Exercise text section start
The majority of massage therapists were self-employed in 2010. Others worked mainly in personal care services and various healthcare industries. Many massage therapists work part time; only about 1 out of 4 worked full time in 2010.
Because therapists work by appointment in most cases, their schedules and the number of hours worked each week vary considerably. In addition to hours giving massages, therapists may also spend time recording patient notes, marketing, booking clients, washing linens, and other general business tasks.
Massage therapists work in an array of settings, both private and public, such as private offices, spas, hospitals, fitness centers, and shopping malls. Some massage therapists also travel to clients’ homes or offices to give a massage.
Most massage therapists, especially those who are self-employed, provide their own table or chair, sheets, pillows, and body lotions or oils.
A massage therapist's working conditions depend heavily on the location and what the client wants. For example, a massage meant to help rehabilitate an injury may be conducted in a well-lit setting with several other clients receiving treatment in the same room. But when giving a massage to help clients relax, massage therapists generally work in dimly lit settings and use candles, incense, and calm, soothing music.
Because massage is physically demanding, massage therapists can injure themselves if they do not use the proper techniques. Repetitive-motion problems and fatigue from standing for extended periods are most common. Therapists can limit these risks by using good techniques, spacing sessions properly, exercising and, in many cases, receiving a massage themselves regularly.
Exercise text section end
Data listing section start
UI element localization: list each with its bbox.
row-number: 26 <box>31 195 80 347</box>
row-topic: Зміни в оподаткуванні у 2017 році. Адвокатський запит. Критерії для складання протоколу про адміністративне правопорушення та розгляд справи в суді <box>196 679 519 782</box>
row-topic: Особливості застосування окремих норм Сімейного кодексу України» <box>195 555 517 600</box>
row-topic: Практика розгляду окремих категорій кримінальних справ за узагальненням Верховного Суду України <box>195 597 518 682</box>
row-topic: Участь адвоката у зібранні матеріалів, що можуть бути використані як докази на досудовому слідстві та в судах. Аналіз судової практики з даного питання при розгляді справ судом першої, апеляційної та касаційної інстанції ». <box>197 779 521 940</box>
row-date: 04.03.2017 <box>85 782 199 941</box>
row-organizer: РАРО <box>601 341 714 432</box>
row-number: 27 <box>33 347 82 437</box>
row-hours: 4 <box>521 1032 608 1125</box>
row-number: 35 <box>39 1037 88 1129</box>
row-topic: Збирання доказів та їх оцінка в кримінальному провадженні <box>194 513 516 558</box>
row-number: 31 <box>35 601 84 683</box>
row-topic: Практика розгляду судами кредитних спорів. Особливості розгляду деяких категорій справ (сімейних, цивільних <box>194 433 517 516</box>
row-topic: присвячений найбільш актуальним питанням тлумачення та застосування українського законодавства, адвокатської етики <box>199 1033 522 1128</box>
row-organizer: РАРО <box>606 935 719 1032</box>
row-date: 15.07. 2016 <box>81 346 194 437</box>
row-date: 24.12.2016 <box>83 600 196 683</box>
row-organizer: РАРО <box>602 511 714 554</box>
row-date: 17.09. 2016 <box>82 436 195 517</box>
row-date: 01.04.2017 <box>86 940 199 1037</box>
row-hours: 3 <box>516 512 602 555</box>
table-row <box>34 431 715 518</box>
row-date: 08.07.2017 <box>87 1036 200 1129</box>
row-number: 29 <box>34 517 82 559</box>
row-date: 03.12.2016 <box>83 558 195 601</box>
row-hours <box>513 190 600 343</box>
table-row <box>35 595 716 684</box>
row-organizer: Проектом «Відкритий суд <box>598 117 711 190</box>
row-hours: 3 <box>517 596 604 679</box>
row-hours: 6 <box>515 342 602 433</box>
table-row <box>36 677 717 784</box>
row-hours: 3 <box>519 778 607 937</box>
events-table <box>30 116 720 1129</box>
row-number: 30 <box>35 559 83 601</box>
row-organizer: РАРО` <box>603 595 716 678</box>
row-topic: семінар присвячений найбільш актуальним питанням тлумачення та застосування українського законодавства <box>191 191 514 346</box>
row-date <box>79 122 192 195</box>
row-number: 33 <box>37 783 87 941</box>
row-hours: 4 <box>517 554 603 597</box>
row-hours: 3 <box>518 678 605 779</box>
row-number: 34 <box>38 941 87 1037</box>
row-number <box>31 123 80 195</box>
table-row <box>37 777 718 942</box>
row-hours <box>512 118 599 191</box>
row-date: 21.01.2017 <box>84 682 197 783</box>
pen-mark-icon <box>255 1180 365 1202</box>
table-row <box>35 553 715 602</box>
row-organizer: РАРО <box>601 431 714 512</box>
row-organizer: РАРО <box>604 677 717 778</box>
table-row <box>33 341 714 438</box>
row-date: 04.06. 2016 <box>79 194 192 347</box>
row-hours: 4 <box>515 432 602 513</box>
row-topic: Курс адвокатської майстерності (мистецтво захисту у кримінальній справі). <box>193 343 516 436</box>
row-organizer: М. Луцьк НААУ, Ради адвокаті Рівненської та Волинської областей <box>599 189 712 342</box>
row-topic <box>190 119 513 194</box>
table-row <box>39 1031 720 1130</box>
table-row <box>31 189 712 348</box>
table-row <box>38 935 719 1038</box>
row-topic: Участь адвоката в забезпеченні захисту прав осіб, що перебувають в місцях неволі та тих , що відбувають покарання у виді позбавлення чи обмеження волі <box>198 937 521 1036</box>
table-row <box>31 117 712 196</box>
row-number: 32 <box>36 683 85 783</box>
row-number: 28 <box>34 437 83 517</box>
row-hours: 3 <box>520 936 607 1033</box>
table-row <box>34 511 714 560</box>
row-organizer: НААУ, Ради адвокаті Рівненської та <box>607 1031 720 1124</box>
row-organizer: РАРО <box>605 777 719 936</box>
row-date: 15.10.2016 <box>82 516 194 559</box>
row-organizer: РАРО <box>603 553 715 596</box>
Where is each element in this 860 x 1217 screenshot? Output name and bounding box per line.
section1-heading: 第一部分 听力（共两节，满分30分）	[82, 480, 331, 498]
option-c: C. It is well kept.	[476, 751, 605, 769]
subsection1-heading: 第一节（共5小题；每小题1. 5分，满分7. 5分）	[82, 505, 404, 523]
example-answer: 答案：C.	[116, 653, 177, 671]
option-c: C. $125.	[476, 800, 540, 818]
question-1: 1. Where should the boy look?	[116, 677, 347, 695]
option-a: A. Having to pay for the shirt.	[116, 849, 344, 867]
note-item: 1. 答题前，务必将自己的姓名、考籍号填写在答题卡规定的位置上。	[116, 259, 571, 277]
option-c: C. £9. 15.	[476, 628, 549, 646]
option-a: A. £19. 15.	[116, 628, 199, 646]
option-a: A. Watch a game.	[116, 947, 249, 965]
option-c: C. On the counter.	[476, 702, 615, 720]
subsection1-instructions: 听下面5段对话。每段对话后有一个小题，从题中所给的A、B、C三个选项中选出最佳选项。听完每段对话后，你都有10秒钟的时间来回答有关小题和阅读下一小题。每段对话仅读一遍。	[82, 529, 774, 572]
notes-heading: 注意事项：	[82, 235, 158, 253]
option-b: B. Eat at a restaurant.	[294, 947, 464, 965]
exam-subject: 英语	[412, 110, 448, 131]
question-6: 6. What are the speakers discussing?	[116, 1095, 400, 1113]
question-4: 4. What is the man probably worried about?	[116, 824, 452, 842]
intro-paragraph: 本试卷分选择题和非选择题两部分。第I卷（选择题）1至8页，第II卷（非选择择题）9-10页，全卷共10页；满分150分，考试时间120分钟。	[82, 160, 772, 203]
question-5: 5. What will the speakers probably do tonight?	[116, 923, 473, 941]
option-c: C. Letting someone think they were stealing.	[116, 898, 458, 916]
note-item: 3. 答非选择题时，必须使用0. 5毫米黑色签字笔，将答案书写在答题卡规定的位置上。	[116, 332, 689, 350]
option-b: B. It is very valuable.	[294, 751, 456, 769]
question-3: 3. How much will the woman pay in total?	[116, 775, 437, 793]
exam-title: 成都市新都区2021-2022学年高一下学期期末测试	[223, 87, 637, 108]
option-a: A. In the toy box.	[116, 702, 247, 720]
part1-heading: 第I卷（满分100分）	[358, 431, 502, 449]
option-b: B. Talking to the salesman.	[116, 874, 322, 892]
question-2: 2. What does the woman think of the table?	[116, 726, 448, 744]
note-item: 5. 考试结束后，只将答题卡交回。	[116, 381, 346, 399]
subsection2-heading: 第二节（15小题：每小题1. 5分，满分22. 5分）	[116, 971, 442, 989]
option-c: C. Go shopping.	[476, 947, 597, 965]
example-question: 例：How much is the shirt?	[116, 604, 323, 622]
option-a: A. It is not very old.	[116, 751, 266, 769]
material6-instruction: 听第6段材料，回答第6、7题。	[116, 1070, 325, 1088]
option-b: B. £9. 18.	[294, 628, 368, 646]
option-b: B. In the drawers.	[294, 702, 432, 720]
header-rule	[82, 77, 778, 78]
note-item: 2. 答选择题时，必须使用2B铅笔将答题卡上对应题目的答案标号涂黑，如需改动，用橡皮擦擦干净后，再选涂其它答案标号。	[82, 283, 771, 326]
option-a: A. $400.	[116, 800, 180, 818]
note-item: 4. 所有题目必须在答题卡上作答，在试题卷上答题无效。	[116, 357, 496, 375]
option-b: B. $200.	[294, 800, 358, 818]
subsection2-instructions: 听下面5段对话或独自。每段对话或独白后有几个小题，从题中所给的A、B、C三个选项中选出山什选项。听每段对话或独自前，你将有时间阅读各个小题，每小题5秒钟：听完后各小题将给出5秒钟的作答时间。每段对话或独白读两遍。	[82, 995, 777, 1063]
Data listing section end
■ Work to complete:
- a) According to the passage on massage therapists, how many massage therapists worked full time in 2010?
- b) Transcribe the passage on massage therapists between "Because therapists work" and "lotions or oils.", inclusive.
The items are not needed to complete this exercise.

■ Results of the exercise:
- a) About 1 out of 4.

- b)
Because therapists work by appointment in most cases, their schedules and the number of hours worked each week vary considerably. In addition to hours giving massages, therapists may also spend time recording patient notes, marketing, booking clients, washing linens, and other general business tasks.
Massage therapists work in an array of settings, both private and public, such as private offices, spas, hospitals, fitness centers, and shopping malls. Some massage therapists also travel to clients’ homes or offices to give a massage.
Most massage therapists, especially those who are self-employed, provide their own table or chair, sheets, pillows, and body lotions or oils.